◆ Written request:
Leave out the pictures and repeat the data exactly.

◆ Input data:
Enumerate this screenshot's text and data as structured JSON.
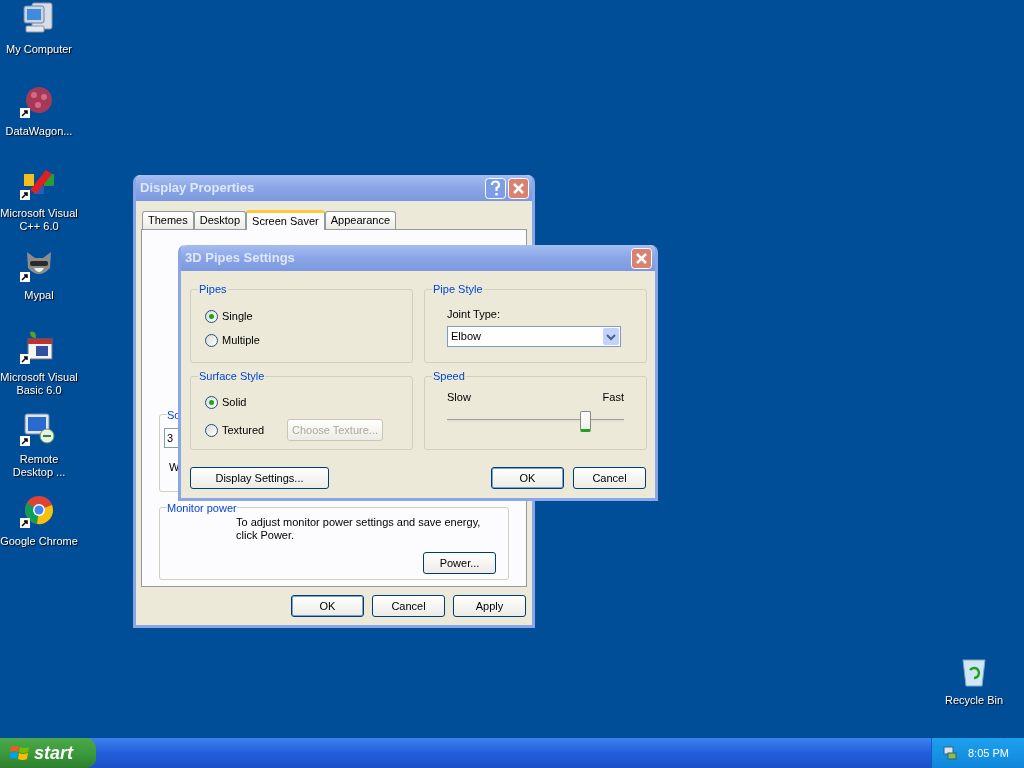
{
  "desktop_icons": [
    {
      "label": "My Computer",
      "shortcut": false
    },
    {
      "label": "DataWagon...",
      "shortcut": true
    },
    {
      "label": "Microsoft Visual C++ 6.0",
      "shortcut": true
    },
    {
      "label": "Mypal",
      "shortcut": true
    },
    {
      "label": "Microsoft Visual Basic 6.0",
      "shortcut": true
    },
    {
      "label": "Remote Desktop ...",
      "shortcut": true
    },
    {
      "label": "Google Chrome",
      "shortcut": true
    }
  ],
  "recycle_bin": {
    "label": "Recycle Bin"
  },
  "display_properties": {
    "title": "Display Properties",
    "tabs": [
      {
        "label": "Themes",
        "selected": false
      },
      {
        "label": "Desktop",
        "selected": false
      },
      {
        "label": "Screen Saver",
        "selected": true
      },
      {
        "label": "Appearance",
        "selected": false
      }
    ],
    "screen_saver_group": {
      "label": "Sc",
      "value": "3",
      "wait_label": "W"
    },
    "monitor_power": {
      "label": "Monitor power",
      "text": "To adjust monitor power settings and save energy, click Power.",
      "button": "Power..."
    },
    "buttons": [
      {
        "label": "OK",
        "default": true
      },
      {
        "label": "Cancel",
        "default": false
      },
      {
        "label": "Apply",
        "default": false
      }
    ]
  },
  "pipes_dialog": {
    "title": "3D Pipes Settings",
    "pipes": {
      "label": "Pipes",
      "options": [
        {
          "label": "Single",
          "selected": true
        },
        {
          "label": "Multiple",
          "selected": false
        }
      ]
    },
    "pipe_style": {
      "label": "Pipe Style",
      "joint_label": "Joint Type:",
      "joint_value": "Elbow"
    },
    "surface_style": {
      "label": "Surface Style",
      "options": [
        {
          "label": "Solid",
          "selected": true
        },
        {
          "label": "Textured",
          "selected": false
        }
      ],
      "texture_button": {
        "label": "Choose Texture...",
        "disabled": true
      }
    },
    "speed": {
      "label": "Speed",
      "min_label": "Slow",
      "max_label": "Fast",
      "level": 0.78
    },
    "display_settings_button": "Display Settings...",
    "buttons": [
      {
        "label": "OK",
        "default": true
      },
      {
        "label": "Cancel",
        "default": false
      }
    ]
  },
  "taskbar": {
    "start": "start",
    "clock": "8:05 PM"
  }
}
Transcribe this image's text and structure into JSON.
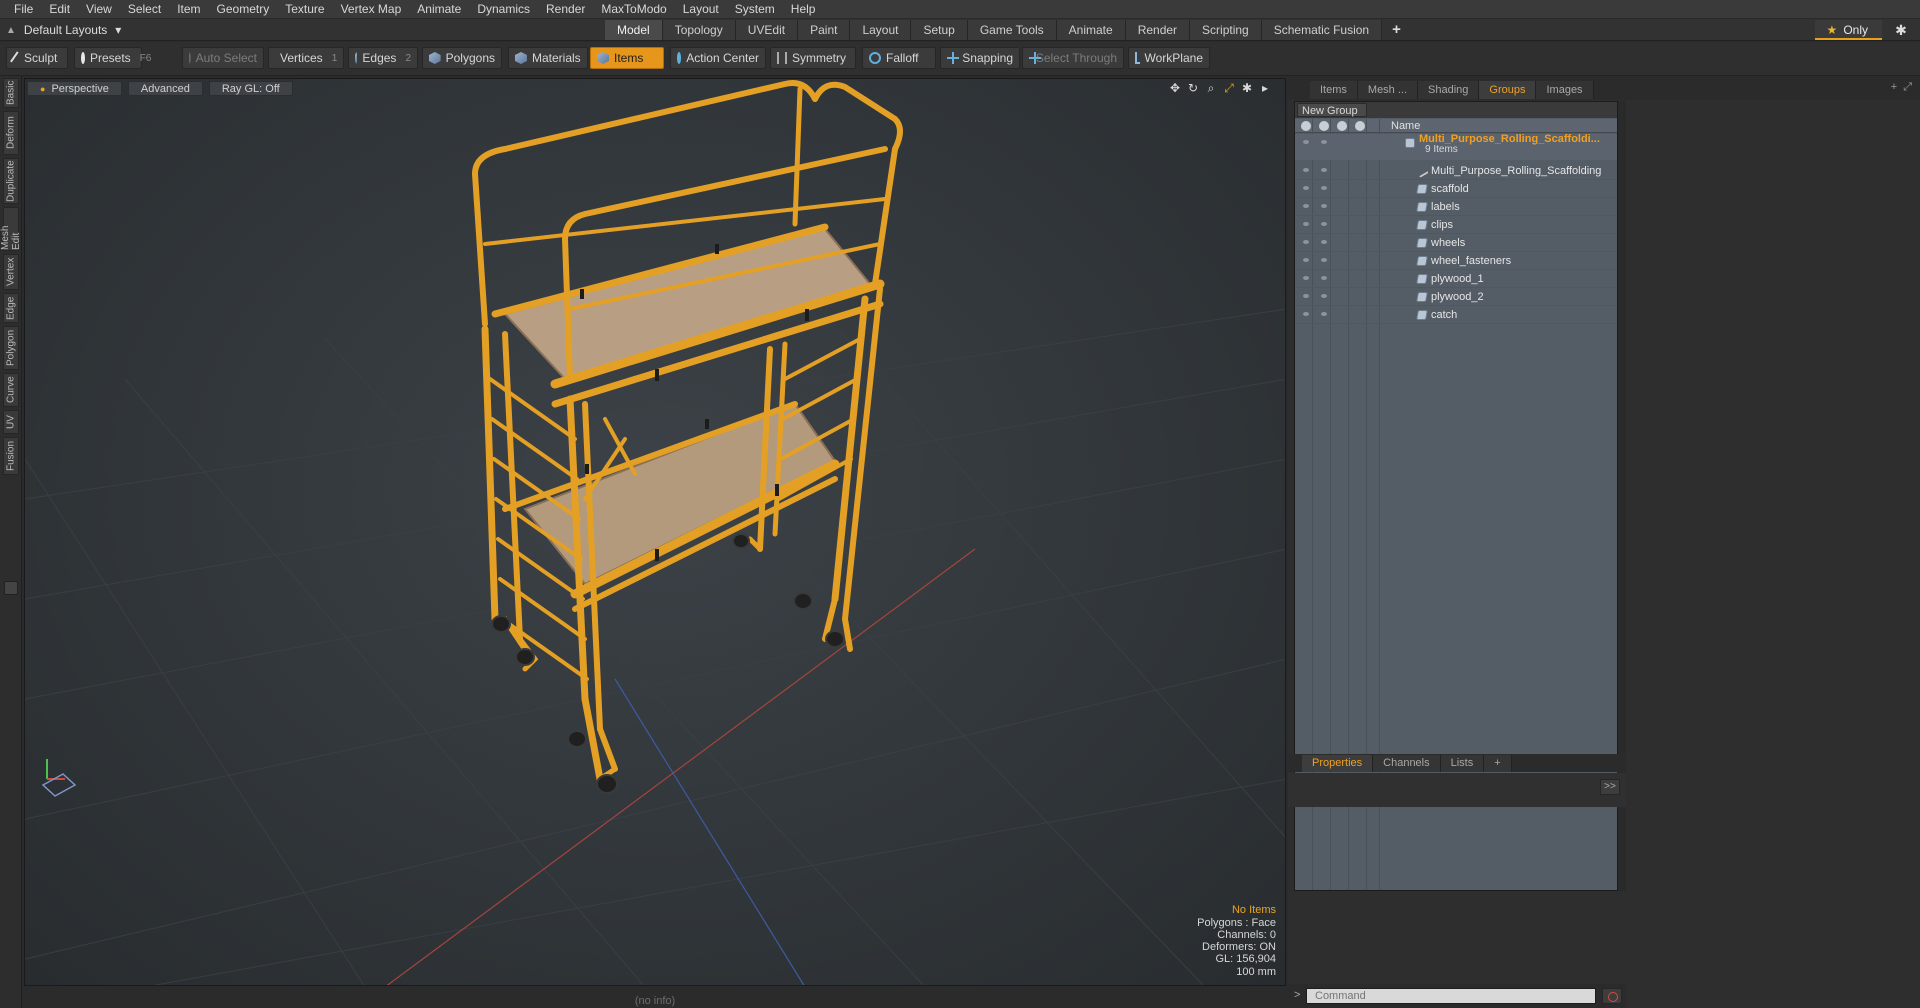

◆ Answer to the problem:
Enumerate this screenshot's text and data as structured JSON.
{
  "desktop_icons": [
    {
      "label": "My Computer",
      "shortcut": false
    },
    {
      "label": "DataWagon...",
      "shortcut": true
    },
    {
      "label": "Microsoft Visual C++ 6.0",
      "shortcut": true
    },
    {
      "label": "Mypal",
      "shortcut": true
    },
    {
      "label": "Microsoft Visual Basic 6.0",
      "shortcut": true
    },
    {
      "label": "Remote Desktop ...",
      "shortcut": true
    },
    {
      "label": "Google Chrome",
      "shortcut": true
    }
  ],
  "recycle_bin": {
    "label": "Recycle Bin"
  },
  "display_properties": {
    "title": "Display Properties",
    "tabs": [
      {
        "label": "Themes",
        "selected": false
      },
      {
        "label": "Desktop",
        "selected": false
      },
      {
        "label": "Screen Saver",
        "selected": true
      },
      {
        "label": "Appearance",
        "selected": false
      }
    ],
    "screen_saver_group": {
      "label": "Sc",
      "value": "3",
      "wait_label": "W"
    },
    "monitor_power": {
      "label": "Monitor power",
      "text": "To adjust monitor power settings and save energy, click Power.",
      "button": "Power..."
    },
    "buttons": [
      {
        "label": "OK",
        "default": true
      },
      {
        "label": "Cancel",
        "default": false
      },
      {
        "label": "Apply",
        "default": false
      }
    ]
  },
  "pipes_dialog": {
    "title": "3D Pipes Settings",
    "pipes": {
      "label": "Pipes",
      "options": [
        {
          "label": "Single",
          "selected": true
        },
        {
          "label": "Multiple",
          "selected": false
        }
      ]
    },
    "pipe_style": {
      "label": "Pipe Style",
      "joint_label": "Joint Type:",
      "joint_value": "Elbow"
    },
    "surface_style": {
      "label": "Surface Style",
      "options": [
        {
          "label": "Solid",
          "selected": true
        },
        {
          "label": "Textured",
          "selected": false
        }
      ],
      "texture_button": {
        "label": "Choose Texture...",
        "disabled": true
      }
    },
    "speed": {
      "label": "Speed",
      "min_label": "Slow",
      "max_label": "Fast",
      "level": 0.78
    },
    "display_settings_button": "Display Settings...",
    "buttons": [
      {
        "label": "OK",
        "default": true
      },
      {
        "label": "Cancel",
        "default": false
      }
    ]
  },
  "taskbar": {
    "start": "start",
    "clock": "8:05 PM"
  }
}
Transcribe this image's text and structure into JSON.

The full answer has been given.